**Instruction**
Return all entries precisely as they stand, without the images.

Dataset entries

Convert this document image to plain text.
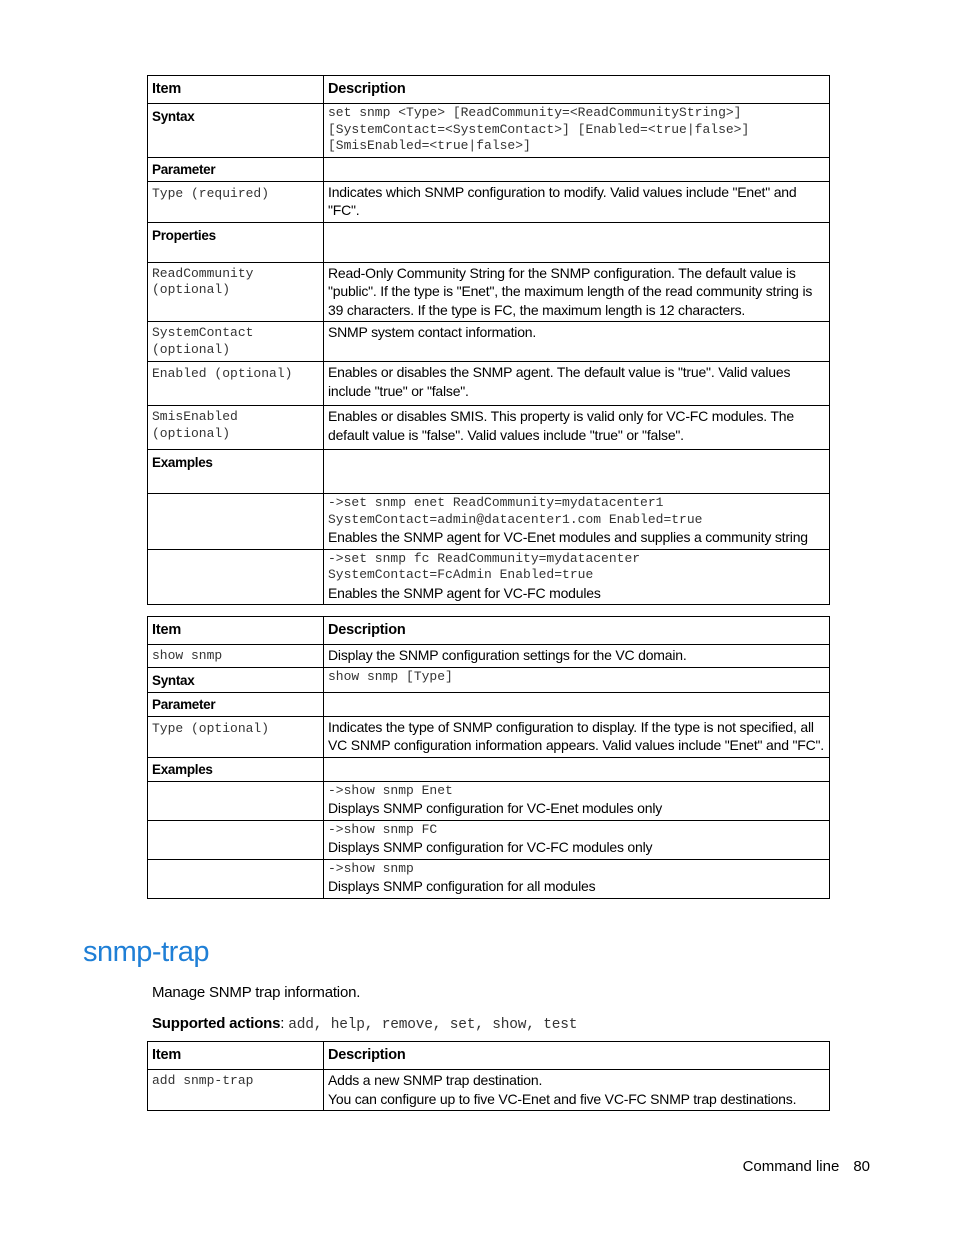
Item	Description
Syntax	set snmp <Type> [ReadCommunity=<ReadCommunityString>]
[SystemContact=<SystemContact>] [Enabled=<true|false>]
[SmisEnabled=<true|false>]

Parameter	

Type (required)	Indicates which SNMP configuration to modify. Valid values include "Enet" and "FC".
Properties	

ReadCommunity
(optional)	Read-Only Community String for the SNMP configuration. The default value is "public". If the type is "Enet", the maximum length of the read community string is 39 characters. If the type is FC, the maximum length is 12 characters.

SystemContact
(optional)	SNMP system contact information.

Enabled (optional)	Enables or disables the SNMP agent. The default value is "true". Valid values include "true" or "false".

SmisEnabled
(optional)	Enables or disables SMIS. This property is valid only for VC-FC modules. The default value is "false". Valid values include "true" or "false".
Examples	

	->set snmp enet ReadCommunity=mydatacenter1
SystemContact=admin@datacenter1.com Enabled=true
Enables the SNMP agent for VC-Enet modules and supplies a community string

	->set snmp fc ReadCommunity=mydatacenter
SystemContact=FcAdmin Enabled=true
Enables the SNMP agent for VC-FC modules
Item	Description

show snmp	Display the SNMP configuration settings for the VC domain.
Syntax	show snmp [Type]

Parameter	

Type (optional)	Indicates the type of SNMP configuration to display. If the type is not specified, all VC SNMP configuration information appears. Valid values include "Enet" and "FC".
Examples	

	->show snmp Enet
Displays SNMP configuration for VC-Enet modules only

	->show snmp FC
Displays SNMP configuration for VC-FC modules only

	->show snmp
Displays SNMP configuration for all modules
snmp-trap
Manage SNMP trap information.
Supported actions: add, help, remove, set, show, test
Item	Description

add snmp-trap	Adds a new SNMP trap destination.
You can configure up to five VC-Enet and five VC-FC SNMP trap destinations.
Command line 80
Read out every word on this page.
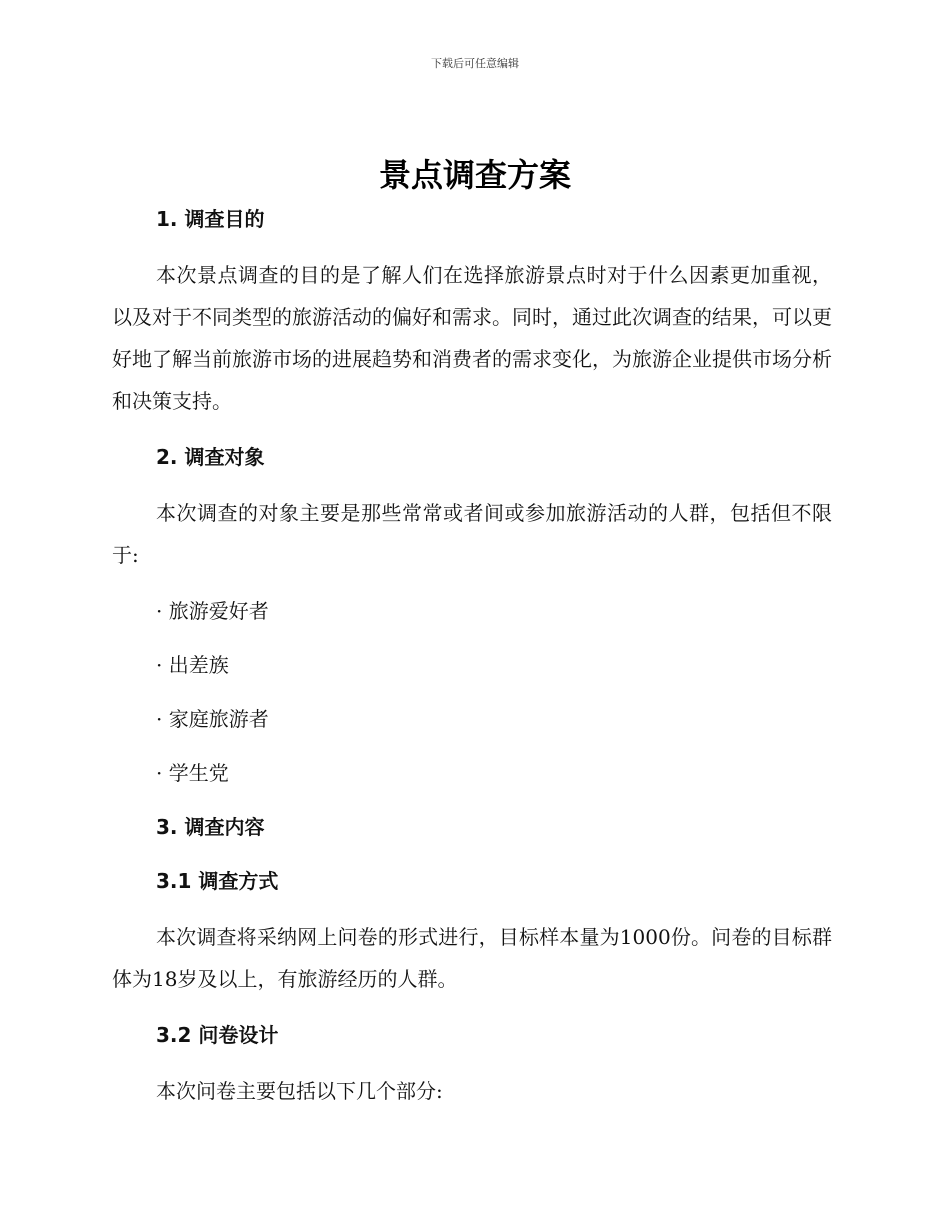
下载后可任意编辑
景点调查方案

1. 调查目的

本次景点调查的目的是了解人们在选择旅游景点时对于什么因素更加重视，以及对于不同类型的旅游活动的偏好和需求。同时，通过此次调查的结果，可以更好地了解当前旅游市场的进展趋势和消费者的需求变化，为旅游企业提供市场分析和决策支持。

2. 调查对象

本次调查的对象主要是那些常常或者间或参加旅游活动的人群，包括但不限于:

· 旅游爱好者

· 出差族

· 家庭旅游者

· 学生党

3. 调查内容

3.1 调查方式

本次调查将采纳网上问卷的形式进行，目标样本量为1000份。问卷的目标群体为18岁及以上，有旅游经历的人群。

3.2 问卷设计

本次问卷主要包括以下几个部分:
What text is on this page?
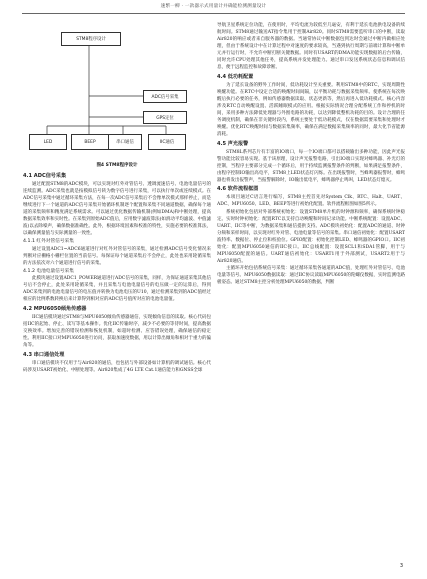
速繁一柳 · 一款器示式用量计并确能检测测量设计
STM8程序设计
ADC信号采集
GPS定位
LED	BEEP	串口通信	IIC通信
图4 STM8程序设计
4.1 ADC信号采集

通过配置STM8的ADC模块，可以实现对红外对管信号、透调流速信号、电池电量信号的连续监测。ADC采集也就是按模拟信号转为数字信号进行采集，可以执行单次或连续模式。在ADC信号采集中通过循环采集方法，在每一次ADC信号采集后不会像单次模式那样停止，而是继续进行下一个通道的ADC信号采集开始循环机制逐个配置和采集不同通道数据，确保每个通道的采集频率和精度满足系统需求。可以通过优化数据传输机制(例如DMA)和中断处理，提高数据采集效率和实时性。在采集到原始ADC值后，应用数字滤波算法(如滑动平均滤波、中值滤波)以去除噪声，确保数据准确性。此外，根据环境因素和校准的特性，实施必要的校准算法，以确保测量值与实际测量的一致性。

4.1.1 红外对管信号采集

通过设置ADC1~ADC6通道进行对红外对管信号的采集，通过检测ADC信号变化情况来判断对应栅格小栅栏位置的当前信号。每保证每个通道采集后不会停止，此处也采用轮循采集的方法依次对六个通道进行信号的采集。

4.1.2 电池电量信号采集

此模块通过设置ADC1_POWER通道进行ADC信号的采集，同样，为保证通道采集其他信号后不会停止，此处采用轮循采集，并且采集与电池电量信号的电压做一定的运算后，得到ADC采集到的电池电量信号的电压值并转换为电池电压的U10，通过检测采集到的ADC值经过相应的比例系数转换后来计算得到相对应的ADC信号值所对应的电池电量值。

4.2 MPU6050倾角传感器

IIC通信模块通过STM8与MPU6050倾角传感器通信，实现倾角信息的读取。核心代码包括IIC的起始、停止、读写等基本操作。优化IIC传输时序，减少不必要的等待时间，提高数据交换效率。增加完善的错误检测和恢复机制，如超时检测、应答错误处理，确保通信的稳定性。利用IIC接口对MPU6050进行访问，获取加速度数据，用以计算出倾角和相对于重力的偏角等。

4.3 串口通信处理

串口通信模块不仅用于与Air820的通信，也包括与外部设备如计算机的调试通信。核心代码涉及USART初始化、中断处理等。Air820集成了4G LTE Cat.1通信能力和GNSS全球

导航卫星系统定位功能，在使用时，平均电流为较低至几毫安，有利于延长电池供电设备的续航时间。STM8通过输送AT指令集用于控制Air820。同时STM8需要监听串口的中断，读取Air820的响应或者来自服务器的数据。当通常协议中断数据包到达时会通过中断内做相应处理，但由于系统设计中在计算过程中对速度的要求较高，当遇到执行周期与前端计算和中断单元并行运行时，不允许中断打断关键数据。同时有USART的DMA功能实现数据的后台传输，同时允许CPU处理其他任务，提高系统并发处理能力。通过串口发送系统状态信息和调试信息，便于远程监控和故障诊断。

4.4 低功耗配置

为了延长设备的野外工作时间，低功耗设计至关重要。利用STM8中的RTC，实现周期性唤醒功能。在RTC中设定合适的唤醒时间间隔，以平衡功耗与数据采集频率。使系统在每次唤醒后执行必要的任务，例如传感器数据读取、状态更新等，然后再进入低功耗模式。核心内容涉及RTC自动唤醒设置、活跃睡眠模式的应用。根据实际情况合理分配系统工作和停机的时间，采用多种方法降低处理器与外围电路的功耗，以达到降低整机功耗的目的。设计合理的任务调度机制，确保在非关键时段内，系统主要处于低功耗模式，仅在数据需要采集和处理时才唤醒。优化RTC唤醒时间与数据采集频率，确保在满足数据采集频率的同时，最大化节省能源消耗。

4.5 声光报警

STM8L系列芯片有丰富的IO端口，每一个IO端口都可以搭载输出多种功能，因此声光报警功能比较容易实现。基于该原理，设计声光报警电路，引出IO端口实现对蜂鸣器、补光灯的控制，当程序主要部分完成一个循环后，用于持续监测报警条件的判断，如果满足报警条件，由程序控制IO输出高电平，STM8上LED状态灯闪烁。在出现报警时，当蜂鸣器报警时，蜂鸣器也将发出报警声，当报警解除时，IO输出低电平，蜂鸣器停止鸣叫，LED状态灯熄灭。

4.6 软件流程框图

本项目通过C语言进行编写，STM8主控首先对System_Clk、RTC、Halt、UART、ADC、MPU6050、LED、BEEP等进行初始化配置。软件流程框图如图5所示。

系统初始化包括对外部系统初始化：设置STM8单片机的时钟源和频率，确保系统时钟稳定。实时时钟初始化：配置RTC以支持自动唤醒和时间记录功能。中断系统配置：设置ADC、UART、IIC等中断，为数据采集和通信提供支持。ADC模块初始化：配置ADC的通道、时钟分频和采样时间，以实现对红外对管、电池电量等信号的采集。串口通信初始化：配置USART波特率、数据位、停止位和校验位。GPIO配置：初始化控制LED、蜂鸣器的GPIO口。IIC初始化：配置MPU6050通信的IIC接口。IIC总线配置：设置SCL1和SDA1管脚，用于与MPU6050配置的通信。UART通信初始化：USART1用于外部测试，USART2用于与Air820通信。

主循环开始包括系统信号采集：通过循环采集各通道的ADC值，处理红外对管信号、电池电量等信号。MPU6050数据读取：通过IIC协议读取MPU6050的陀螺仪数据，实时监测电路板姿态。通过STM8主控分析处理MPU6050的数据，判断

3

**Task result**
Convert this document image to plain text.
Item	Description
Syntax	set snmp <Type> [ReadCommunity=<ReadCommunityString>]
[SystemContact=<SystemContact>] [Enabled=<true|false>]
[SmisEnabled=<true|false>]

Parameter	

Type (required)	Indicates which SNMP configuration to modify. Valid values include "Enet" and "FC".
Properties	

ReadCommunity
(optional)	Read-Only Community String for the SNMP configuration. The default value is "public". If the type is "Enet", the maximum length of the read community string is 39 characters. If the type is FC, the maximum length is 12 characters.

SystemContact
(optional)	SNMP system contact information.

Enabled (optional)	Enables or disables the SNMP agent. The default value is "true". Valid values include "true" or "false".

SmisEnabled
(optional)	Enables or disables SMIS. This property is valid only for VC-FC modules. The default value is "false". Valid values include "true" or "false".
Examples	

	->set snmp enet ReadCommunity=mydatacenter1
SystemContact=admin@datacenter1.com Enabled=true
Enables the SNMP agent for VC-Enet modules and supplies a community string

	->set snmp fc ReadCommunity=mydatacenter
SystemContact=FcAdmin Enabled=true
Enables the SNMP agent for VC-FC modules
Item	Description

show snmp	Display the SNMP configuration settings for the VC domain.
Syntax	show snmp [Type]

Parameter	

Type (optional)	Indicates the type of SNMP configuration to display. If the type is not specified, all VC SNMP configuration information appears. Valid values include "Enet" and "FC".
Examples	

	->show snmp Enet
Displays SNMP configuration for VC-Enet modules only

	->show snmp FC
Displays SNMP configuration for VC-FC modules only

	->show snmp
Displays SNMP configuration for all modules
snmp-trap
Manage SNMP trap information.
Supported actions: add, help, remove, set, show, test
Item	Description

add snmp-trap	Adds a new SNMP trap destination.
You can configure up to five VC-Enet and five VC-FC SNMP trap destinations.
Command line 80
Read out every word on this page.
下载后可任意编辑
景点调查方案

1. 调查目的

本次景点调查的目的是了解人们在选择旅游景点时对于什么因素更加重视，以及对于不同类型的旅游活动的偏好和需求。同时，通过此次调查的结果，可以更好地了解当前旅游市场的进展趋势和消费者的需求变化，为旅游企业提供市场分析和决策支持。

2. 调查对象

本次调查的对象主要是那些常常或者间或参加旅游活动的人群，包括但不限于:

· 旅游爱好者

· 出差族

· 家庭旅游者

· 学生党

3. 调查内容

3.1 调查方式

本次调查将采纳网上问卷的形式进行，目标样本量为1000份。问卷的目标群体为18岁及以上，有旅游经历的人群。

3.2 问卷设计

本次问卷主要包括以下几个部分:
What text is on this page?
速繁一柳 · 一款器示式用量计并确能检测测量设计
STM8程序设计
ADC信号采集
GPS定位
LED	BEEP	串口通信	IIC通信
图4 STM8程序设计
4.1 ADC信号采集

通过配置STM8的ADC模块，可以实现对红外对管信号、透调流速信号、电池电量信号的连续监测。ADC采集也就是按模拟信号转为数字信号进行采集，可以执行单次或连续模式。在ADC信号采集中通过循环采集方法，在每一次ADC信号采集后不会像单次模式那样停止，而是继续进行下一个通道的ADC信号采集开始循环机制逐个配置和采集不同通道数据，确保每个通道的采集频率和精度满足系统需求。可以通过优化数据传输机制(例如DMA)和中断处理，提高数据采集效率和实时性。在采集到原始ADC值后，应用数字滤波算法(如滑动平均滤波、中值滤波)以去除噪声，确保数据准确性。此外，根据环境因素和校准的特性，实施必要的校准算法，以确保测量值与实际测量的一致性。

4.1.1 红外对管信号采集

通过设置ADC1~ADC6通道进行对红外对管信号的采集，通过检测ADC信号变化情况来判断对应栅格小栅栏位置的当前信号。每保证每个通道采集后不会停止，此处也采用轮循采集的方法依次对六个通道进行信号的采集。

4.1.2 电池电量信号采集

此模块通过设置ADC1_POWER通道进行ADC信号的采集，同样，为保证通道采集其他信号后不会停止，此处采用轮循采集，并且采集与电池电量信号的电压做一定的运算后，得到ADC采集到的电池电量信号的电压值并转换为电池电压的U10，通过检测采集到的ADC值经过相应的比例系数转换后来计算得到相对应的ADC信号值所对应的电池电量值。

4.2 MPU6050倾角传感器

IIC通信模块通过STM8与MPU6050倾角传感器通信，实现倾角信息的读取。核心代码包括IIC的起始、停止、读写等基本操作。优化IIC传输时序，减少不必要的等待时间，提高数据交换效率。增加完善的错误检测和恢复机制，如超时检测、应答错误处理，确保通信的稳定性。利用IIC接口对MPU6050进行访问，获取加速度数据，用以计算出倾角和相对于重力的偏角等。

4.3 串口通信处理

串口通信模块不仅用于与Air820的通信，也包括与外部设备如计算机的调试通信。核心代码涉及USART初始化、中断处理等。Air820集成了4G LTE Cat.1通信能力和GNSS全球

导航卫星系统定位功能，在使用时，平均电流为较低至几毫安，有利于延长电池供电设备的续航时间。STM8通过输送AT指令集用于控制Air820。同时STM8需要监听串口的中断，读取Air820的响应或者来自服务器的数据。当通常协议中断数据包到达时会通过中断内做相应处理，但由于系统设计中在计算过程中对速度的要求较高，当遇到执行周期与前端计算和中断单元并行运行时，不允许中断打断关键数据。同时有USART的DMA功能实现数据的后台传输，同时允许CPU处理其他任务，提高系统并发处理能力。通过串口发送系统状态信息和调试信息，便于远程监控和故障诊断。

4.4 低功耗配置

为了延长设备的野外工作时间，低功耗设计至关重要。利用STM8中的RTC，实现周期性唤醒功能。在RTC中设定合适的唤醒时间间隔，以平衡功耗与数据采集频率。使系统在每次唤醒后执行必要的任务，例如传感器数据读取、状态更新等，然后再进入低功耗模式。核心内容涉及RTC自动唤醒设置、活跃睡眠模式的应用。根据实际情况合理分配系统工作和停机的时间，采用多种方法降低处理器与外围电路的功耗，以达到降低整机功耗的目的。设计合理的任务调度机制，确保在非关键时段内，系统主要处于低功耗模式，仅在数据需要采集和处理时才唤醒。优化RTC唤醒时间与数据采集频率，确保在满足数据采集频率的同时，最大化节省能源消耗。

4.5 声光报警

STM8L系列芯片有丰富的IO端口，每一个IO端口都可以搭载输出多种功能，因此声光报警功能比较容易实现。基于该原理，设计声光报警电路，引出IO端口实现对蜂鸣器、补光灯的控制，当程序主要部分完成一个循环后，用于持续监测报警条件的判断，如果满足报警条件，由程序控制IO输出高电平，STM8上LED状态灯闪烁。在出现报警时，当蜂鸣器报警时，蜂鸣器也将发出报警声，当报警解除时，IO输出低电平，蜂鸣器停止鸣叫，LED状态灯熄灭。

4.6 软件流程框图

本项目通过C语言进行编写，STM8主控首先对System_Clk、RTC、Halt、UART、ADC、MPU6050、LED、BEEP等进行初始化配置。软件流程框图如图5所示。

系统初始化包括对外部系统初始化：设置STM8单片机的时钟源和频率，确保系统时钟稳定。实时时钟初始化：配置RTC以支持自动唤醒和时间记录功能。中断系统配置：设置ADC、UART、IIC等中断，为数据采集和通信提供支持。ADC模块初始化：配置ADC的通道、时钟分频和采样时间，以实现对红外对管、电池电量等信号的采集。串口通信初始化：配置USART波特率、数据位、停止位和校验位。GPIO配置：初始化控制LED、蜂鸣器的GPIO口。IIC初始化：配置MPU6050通信的IIC接口。IIC总线配置：设置SCL1和SDA1管脚，用于与MPU6050配置的通信。UART通信初始化：USART1用于外部测试，USART2用于与Air820通信。

主循环开始包括系统信号采集：通过循环采集各通道的ADC值，处理红外对管信号、电池电量等信号。MPU6050数据读取：通过IIC协议读取MPU6050的陀螺仪数据，实时监测电路板姿态。通过STM8主控分析处理MPU6050的数据，判断

3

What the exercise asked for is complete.